-- Start of Extracted material --

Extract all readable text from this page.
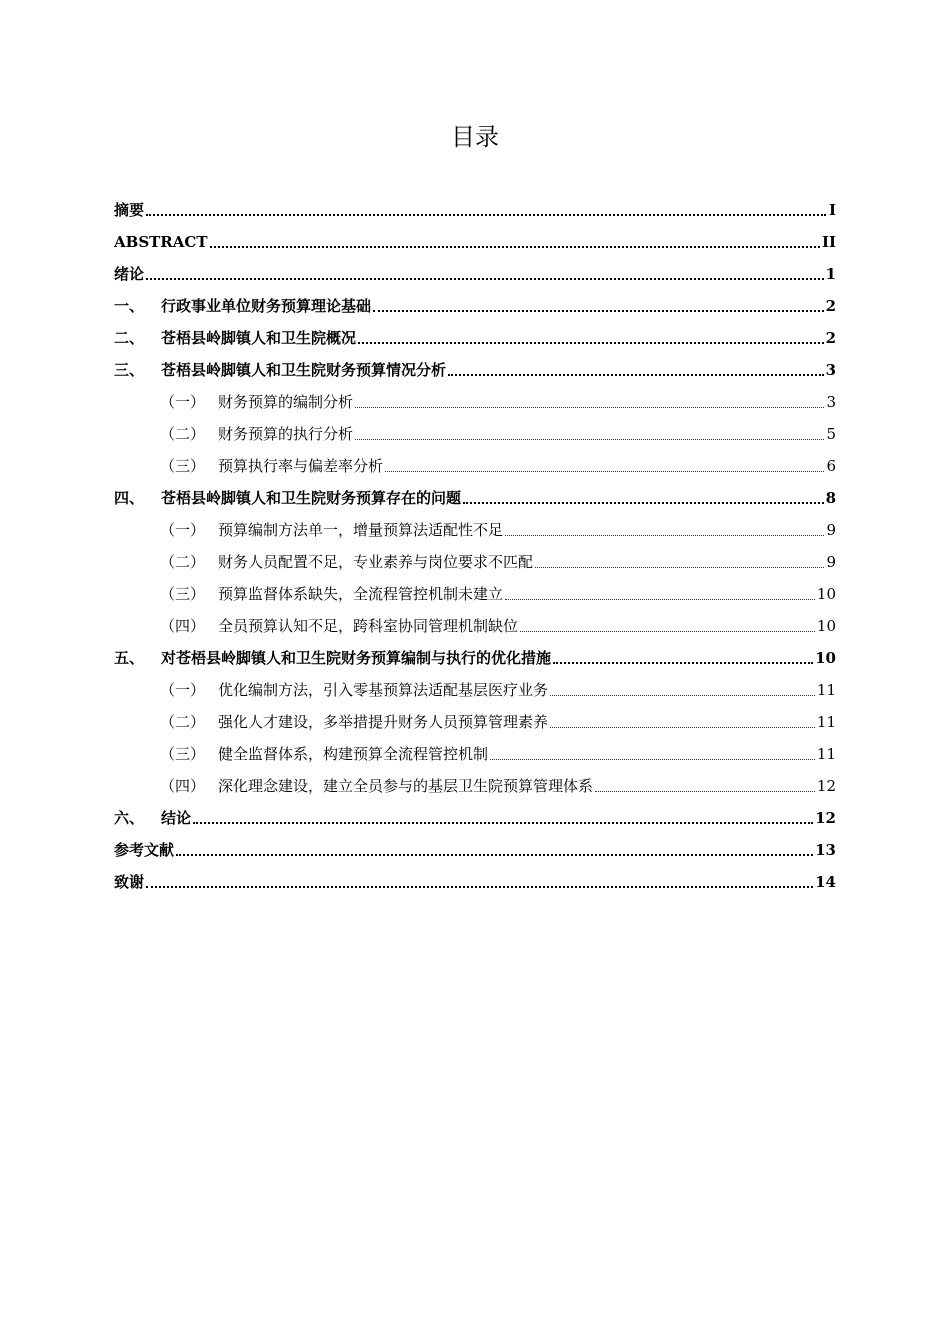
目录
摘要	I
ABSTRACT	II
绪论	1
一、	行政事业单位财务预算理论基础	2
二、	苍梧县岭脚镇人和卫生院概况	2
三、	苍梧县岭脚镇人和卫生院财务预算情况分析	3
（一） 财务预算的编制分析	3
（二） 财务预算的执行分析	5
（三） 预算执行率与偏差率分析	6
四、	苍梧县岭脚镇人和卫生院财务预算存在的问题	8
（一） 预算编制方法单一，增量预算法适配性不足	9
（二） 财务人员配置不足，专业素养与岗位要求不匹配	9
（三） 预算监督体系缺失，全流程管控机制未建立	10
（四） 全员预算认知不足，跨科室协同管理机制缺位	10
五、	对苍梧县岭脚镇人和卫生院财务预算编制与执行的优化措施	10
（一） 优化编制方法，引入零基预算法适配基层医疗业务	11
（二） 强化人才建设，多举措提升财务人员预算管理素养	11
（三） 健全监督体系，构建预算全流程管控机制	11
（四） 深化理念建设，建立全员参与的基层卫生院预算管理体系	12
六、	结论	12
参考文献	13
致谢	14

-- End of Extracted material --

What you will do: Do not include images; quote all of the entries above exactly.

Full response:
Extract all readable text from this page.
目录
摘要	I
ABSTRACT	II
绪论	1
一、	行政事业单位财务预算理论基础	2
二、	苍梧县岭脚镇人和卫生院概况	2
三、	苍梧县岭脚镇人和卫生院财务预算情况分析	3
（一） 财务预算的编制分析	3
（二） 财务预算的执行分析	5
（三） 预算执行率与偏差率分析	6
四、	苍梧县岭脚镇人和卫生院财务预算存在的问题	8
（一） 预算编制方法单一，增量预算法适配性不足	9
（二） 财务人员配置不足，专业素养与岗位要求不匹配	9
（三） 预算监督体系缺失，全流程管控机制未建立	10
（四） 全员预算认知不足，跨科室协同管理机制缺位	10
五、	对苍梧县岭脚镇人和卫生院财务预算编制与执行的优化措施	10
（一） 优化编制方法，引入零基预算法适配基层医疗业务	11
（二） 强化人才建设，多举措提升财务人员预算管理素养	11
（三） 健全监督体系，构建预算全流程管控机制	11
（四） 深化理念建设，建立全员参与的基层卫生院预算管理体系	12
六、	结论	12
参考文献	13
致谢	14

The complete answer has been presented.